Exercise prompt: Would you extract the whole listing below and retype it exactly?

** Begin **

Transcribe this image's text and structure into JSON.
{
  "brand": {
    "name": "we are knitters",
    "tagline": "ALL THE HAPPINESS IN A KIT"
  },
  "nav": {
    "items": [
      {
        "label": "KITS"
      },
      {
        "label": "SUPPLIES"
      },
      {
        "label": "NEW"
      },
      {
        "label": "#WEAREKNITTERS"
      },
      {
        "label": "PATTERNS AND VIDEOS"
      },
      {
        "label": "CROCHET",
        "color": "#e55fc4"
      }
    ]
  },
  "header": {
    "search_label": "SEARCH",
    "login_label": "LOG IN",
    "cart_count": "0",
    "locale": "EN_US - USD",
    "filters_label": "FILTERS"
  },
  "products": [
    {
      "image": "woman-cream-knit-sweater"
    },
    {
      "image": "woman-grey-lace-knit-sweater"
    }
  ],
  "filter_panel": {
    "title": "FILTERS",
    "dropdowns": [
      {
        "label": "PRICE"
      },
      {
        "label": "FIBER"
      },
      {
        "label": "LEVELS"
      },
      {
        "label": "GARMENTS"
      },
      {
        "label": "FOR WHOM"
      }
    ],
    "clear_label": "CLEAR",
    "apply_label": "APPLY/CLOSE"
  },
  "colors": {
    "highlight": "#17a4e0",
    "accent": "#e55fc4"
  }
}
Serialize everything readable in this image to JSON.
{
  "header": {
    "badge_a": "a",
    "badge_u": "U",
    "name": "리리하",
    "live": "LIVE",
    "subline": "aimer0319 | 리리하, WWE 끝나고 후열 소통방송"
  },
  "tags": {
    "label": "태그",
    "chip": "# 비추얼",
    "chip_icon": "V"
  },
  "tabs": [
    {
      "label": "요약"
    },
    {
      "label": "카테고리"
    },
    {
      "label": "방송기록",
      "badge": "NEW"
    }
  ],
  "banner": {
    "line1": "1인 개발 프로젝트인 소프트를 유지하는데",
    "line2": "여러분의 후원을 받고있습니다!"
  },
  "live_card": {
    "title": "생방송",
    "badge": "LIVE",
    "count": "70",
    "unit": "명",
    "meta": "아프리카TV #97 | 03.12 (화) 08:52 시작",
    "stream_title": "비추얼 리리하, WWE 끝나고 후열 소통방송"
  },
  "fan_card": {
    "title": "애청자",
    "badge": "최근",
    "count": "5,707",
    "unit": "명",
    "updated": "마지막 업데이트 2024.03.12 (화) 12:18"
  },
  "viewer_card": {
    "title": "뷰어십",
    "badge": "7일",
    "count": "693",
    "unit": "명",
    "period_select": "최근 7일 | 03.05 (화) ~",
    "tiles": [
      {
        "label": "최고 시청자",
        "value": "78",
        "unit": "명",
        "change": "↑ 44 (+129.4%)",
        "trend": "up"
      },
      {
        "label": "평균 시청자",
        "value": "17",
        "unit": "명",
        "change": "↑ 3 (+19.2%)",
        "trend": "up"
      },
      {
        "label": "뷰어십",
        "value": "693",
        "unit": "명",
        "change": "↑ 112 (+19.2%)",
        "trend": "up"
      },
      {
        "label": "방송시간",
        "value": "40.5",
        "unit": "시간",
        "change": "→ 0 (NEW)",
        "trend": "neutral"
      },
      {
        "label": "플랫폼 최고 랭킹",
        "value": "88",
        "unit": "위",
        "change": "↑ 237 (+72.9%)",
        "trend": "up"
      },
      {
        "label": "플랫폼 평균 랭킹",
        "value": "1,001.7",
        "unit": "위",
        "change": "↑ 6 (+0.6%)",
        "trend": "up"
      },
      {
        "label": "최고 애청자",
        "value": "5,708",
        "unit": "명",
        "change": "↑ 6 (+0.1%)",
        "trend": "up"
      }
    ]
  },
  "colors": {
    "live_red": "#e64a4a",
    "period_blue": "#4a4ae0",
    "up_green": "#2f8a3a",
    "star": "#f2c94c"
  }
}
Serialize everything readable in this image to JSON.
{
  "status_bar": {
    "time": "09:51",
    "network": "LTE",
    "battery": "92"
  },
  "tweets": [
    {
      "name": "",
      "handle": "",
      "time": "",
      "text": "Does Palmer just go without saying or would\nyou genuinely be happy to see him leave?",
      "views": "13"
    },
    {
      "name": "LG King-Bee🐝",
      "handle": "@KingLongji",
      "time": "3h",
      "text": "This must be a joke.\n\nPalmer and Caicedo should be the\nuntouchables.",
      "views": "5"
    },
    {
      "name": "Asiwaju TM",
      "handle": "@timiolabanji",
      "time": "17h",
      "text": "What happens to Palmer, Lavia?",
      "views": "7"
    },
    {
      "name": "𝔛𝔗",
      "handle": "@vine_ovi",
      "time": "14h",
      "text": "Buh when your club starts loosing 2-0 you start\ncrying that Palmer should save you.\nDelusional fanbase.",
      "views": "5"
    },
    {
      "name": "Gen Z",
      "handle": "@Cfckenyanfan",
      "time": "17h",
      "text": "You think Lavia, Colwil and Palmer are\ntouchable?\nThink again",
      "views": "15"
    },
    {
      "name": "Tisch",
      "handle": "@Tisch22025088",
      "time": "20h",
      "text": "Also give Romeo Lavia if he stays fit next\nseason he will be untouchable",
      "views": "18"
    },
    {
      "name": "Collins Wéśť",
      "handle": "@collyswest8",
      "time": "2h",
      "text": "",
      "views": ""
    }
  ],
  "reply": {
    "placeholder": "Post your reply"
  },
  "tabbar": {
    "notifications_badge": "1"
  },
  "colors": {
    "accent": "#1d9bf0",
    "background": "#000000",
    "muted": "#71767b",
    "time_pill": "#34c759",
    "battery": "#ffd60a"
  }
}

** End **

Written response:
Transcribe this image's text and structure into JSON.
{
  "brand": {
    "name": "we are knitters",
    "tagline": "ALL THE HAPPINESS IN A KIT"
  },
  "nav": {
    "items": [
      {
        "label": "KITS"
      },
      {
        "label": "SUPPLIES"
      },
      {
        "label": "NEW"
      },
      {
        "label": "#WEAREKNITTERS"
      },
      {
        "label": "PATTERNS AND VIDEOS"
      },
      {
        "label": "CROCHET",
        "color": "#e55fc4"
      }
    ]
  },
  "header": {
    "search_label": "SEARCH",
    "login_label": "LOG IN",
    "cart_count": "0",
    "locale": "EN_US - USD",
    "filters_label": "FILTERS"
  },
  "products": [
    {
      "image": "woman-cream-knit-sweater"
    },
    {
      "image": "woman-grey-lace-knit-sweater"
    }
  ],
  "filter_panel": {
    "title": "FILTERS",
    "dropdowns": [
      {
        "label": "PRICE"
      },
      {
        "label": "FIBER"
      },
      {
        "label": "LEVELS"
      },
      {
        "label": "GARMENTS"
      },
      {
        "label": "FOR WHOM"
      }
    ],
    "clear_label": "CLEAR",
    "apply_label": "APPLY/CLOSE"
  },
  "colors": {
    "highlight": "#17a4e0",
    "accent": "#e55fc4"
  }
}
Serialize everything readable in this image to JSON.
{
  "header": {
    "badge_a": "a",
    "badge_u": "U",
    "name": "리리하",
    "live": "LIVE",
    "subline": "aimer0319 | 리리하, WWE 끝나고 후열 소통방송"
  },
  "tags": {
    "label": "태그",
    "chip": "# 비추얼",
    "chip_icon": "V"
  },
  "tabs": [
    {
      "label": "요약"
    },
    {
      "label": "카테고리"
    },
    {
      "label": "방송기록",
      "badge": "NEW"
    }
  ],
  "banner": {
    "line1": "1인 개발 프로젝트인 소프트를 유지하는데",
    "line2": "여러분의 후원을 받고있습니다!"
  },
  "live_card": {
    "title": "생방송",
    "badge": "LIVE",
    "count": "70",
    "unit": "명",
    "meta": "아프리카TV #97 | 03.12 (화) 08:52 시작",
    "stream_title": "비추얼 리리하, WWE 끝나고 후열 소통방송"
  },
  "fan_card": {
    "title": "애청자",
    "badge": "최근",
    "count": "5,707",
    "unit": "명",
    "updated": "마지막 업데이트 2024.03.12 (화) 12:18"
  },
  "viewer_card": {
    "title": "뷰어십",
    "badge": "7일",
    "count": "693",
    "unit": "명",
    "period_select": "최근 7일 | 03.05 (화) ~",
    "tiles": [
      {
        "label": "최고 시청자",
        "value": "78",
        "unit": "명",
        "change": "↑ 44 (+129.4%)",
        "trend": "up"
      },
      {
        "label": "평균 시청자",
        "value": "17",
        "unit": "명",
        "change": "↑ 3 (+19.2%)",
        "trend": "up"
      },
      {
        "label": "뷰어십",
        "value": "693",
        "unit": "명",
        "change": "↑ 112 (+19.2%)",
        "trend": "up"
      },
      {
        "label": "방송시간",
        "value": "40.5",
        "unit": "시간",
        "change": "→ 0 (NEW)",
        "trend": "neutral"
      },
      {
        "label": "플랫폼 최고 랭킹",
        "value": "88",
        "unit": "위",
        "change": "↑ 237 (+72.9%)",
        "trend": "up"
      },
      {
        "label": "플랫폼 평균 랭킹",
        "value": "1,001.7",
        "unit": "위",
        "change": "↑ 6 (+0.6%)",
        "trend": "up"
      },
      {
        "label": "최고 애청자",
        "value": "5,708",
        "unit": "명",
        "change": "↑ 6 (+0.1%)",
        "trend": "up"
      }
    ]
  },
  "colors": {
    "live_red": "#e64a4a",
    "period_blue": "#4a4ae0",
    "up_green": "#2f8a3a",
    "star": "#f2c94c"
  }
}
Serialize everything readable in this image to JSON.
{
  "status_bar": {
    "time": "09:51",
    "network": "LTE",
    "battery": "92"
  },
  "tweets": [
    {
      "name": "",
      "handle": "",
      "time": "",
      "text": "Does Palmer just go without saying or would\nyou genuinely be happy to see him leave?",
      "views": "13"
    },
    {
      "name": "LG King-Bee🐝",
      "handle": "@KingLongji",
      "time": "3h",
      "text": "This must be a joke.\n\nPalmer and Caicedo should be the\nuntouchables.",
      "views": "5"
    },
    {
      "name": "Asiwaju TM",
      "handle": "@timiolabanji",
      "time": "17h",
      "text": "What happens to Palmer, Lavia?",
      "views": "7"
    },
    {
      "name": "𝔛𝔗",
      "handle": "@vine_ovi",
      "time": "14h",
      "text": "Buh when your club starts loosing 2-0 you start\ncrying that Palmer should save you.\nDelusional fanbase.",
      "views": "5"
    },
    {
      "name": "Gen Z",
      "handle": "@Cfckenyanfan",
      "time": "17h",
      "text": "You think Lavia, Colwil and Palmer are\ntouchable?\nThink again",
      "views": "15"
    },
    {
      "name": "Tisch",
      "handle": "@Tisch22025088",
      "time": "20h",
      "text": "Also give Romeo Lavia if he stays fit next\nseason he will be untouchable",
      "views": "18"
    },
    {
      "name": "Collins Wéśť",
      "handle": "@collyswest8",
      "time": "2h",
      "text": "",
      "views": ""
    }
  ],
  "reply": {
    "placeholder": "Post your reply"
  },
  "tabbar": {
    "notifications_badge": "1"
  },
  "colors": {
    "accent": "#1d9bf0",
    "background": "#000000",
    "muted": "#71767b",
    "time_pill": "#34c759",
    "battery": "#ffd60a"
  }
}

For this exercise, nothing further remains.